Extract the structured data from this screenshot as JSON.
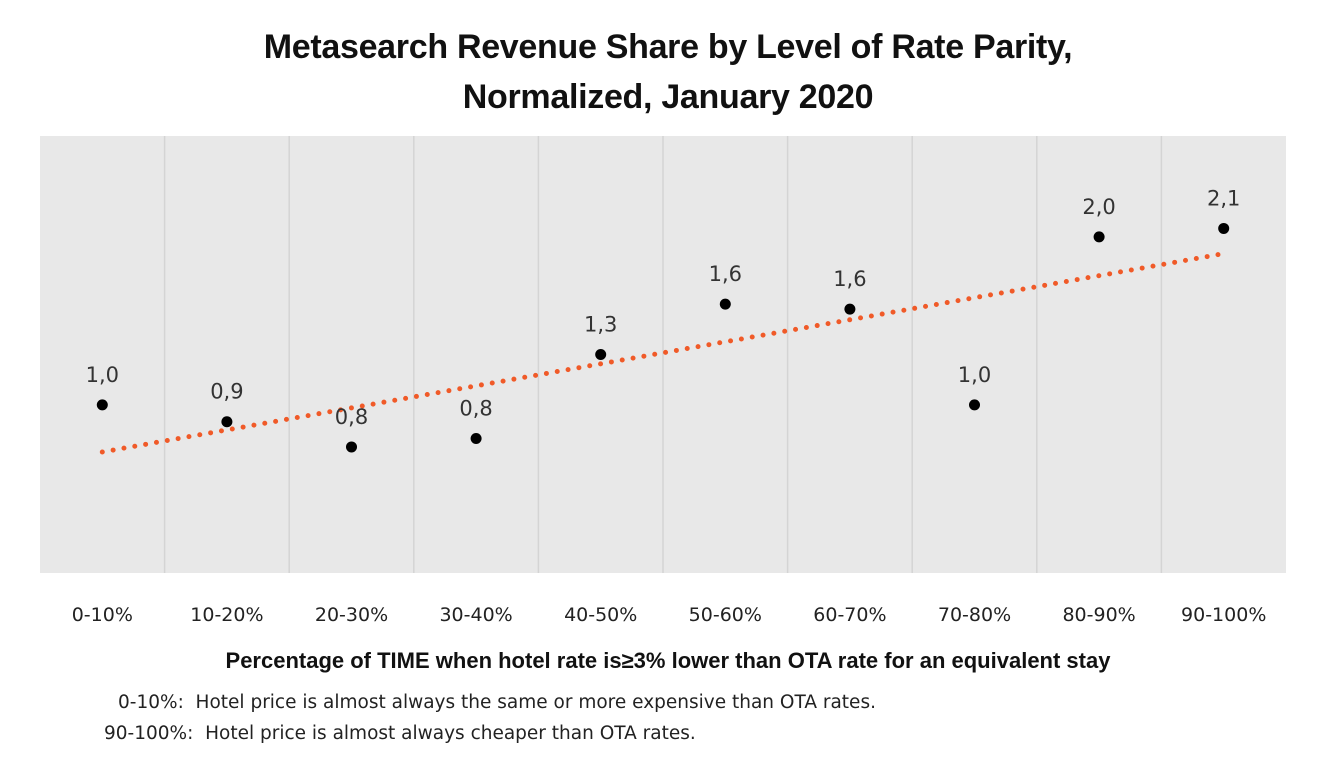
{
  "chart_data": {
    "type": "scatter",
    "title_line1": "Metasearch Revenue Share by Level of Rate Parity,",
    "title_line2": "Normalized, January 2020",
    "xlabel": "Percentage of TIME when hotel rate is≥3% lower than OTA rate for an equivalent stay",
    "ylabel": "",
    "categories": [
      "0-10%",
      "10-20%",
      "20-30%",
      "30-40%",
      "40-50%",
      "50-60%",
      "60-70%",
      "70-80%",
      "80-90%",
      "90-100%"
    ],
    "values": [
      1.0,
      0.9,
      0.75,
      0.8,
      1.3,
      1.6,
      1.57,
      1.0,
      2.0,
      2.05
    ],
    "value_labels": [
      "1,0",
      "0,9",
      "0,8",
      "0,8",
      "1,3",
      "1,6",
      "1,6",
      "1,0",
      "2,0",
      "2,1"
    ],
    "trendline": {
      "type": "linear",
      "style": "dotted",
      "start": 0.72,
      "end": 1.9
    },
    "ylim": [
      0,
      2.6
    ],
    "grid": "vertical",
    "colors": {
      "plot_bg": "#e8e8e8",
      "grid": "#d4d4d4",
      "point": "#000000",
      "trend": "#f05a28"
    }
  },
  "notes": [
    "0-10%:  Hotel price is almost always the same or more expensive than OTA rates.",
    "90-100%:  Hotel price is almost always cheaper than OTA rates."
  ]
}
____
■ STATED TASK:
Pictures stay out; reproduce every line of the records exactly.

■ THE ANSWER:
Extract the structured data from this screenshot as JSON.
{
  "chart_data": {
    "type": "scatter",
    "title_line1": "Metasearch Revenue Share by Level of Rate Parity,",
    "title_line2": "Normalized, January 2020",
    "xlabel": "Percentage of TIME when hotel rate is≥3% lower than OTA rate for an equivalent stay",
    "ylabel": "",
    "categories": [
      "0-10%",
      "10-20%",
      "20-30%",
      "30-40%",
      "40-50%",
      "50-60%",
      "60-70%",
      "70-80%",
      "80-90%",
      "90-100%"
    ],
    "values": [
      1.0,
      0.9,
      0.75,
      0.8,
      1.3,
      1.6,
      1.57,
      1.0,
      2.0,
      2.05
    ],
    "value_labels": [
      "1,0",
      "0,9",
      "0,8",
      "0,8",
      "1,3",
      "1,6",
      "1,6",
      "1,0",
      "2,0",
      "2,1"
    ],
    "trendline": {
      "type": "linear",
      "style": "dotted",
      "start": 0.72,
      "end": 1.9
    },
    "ylim": [
      0,
      2.6
    ],
    "grid": "vertical",
    "colors": {
      "plot_bg": "#e8e8e8",
      "grid": "#d4d4d4",
      "point": "#000000",
      "trend": "#f05a28"
    }
  },
  "notes": [
    "0-10%:  Hotel price is almost always the same or more expensive than OTA rates.",
    "90-100%:  Hotel price is almost always cheaper than OTA rates."
  ]
}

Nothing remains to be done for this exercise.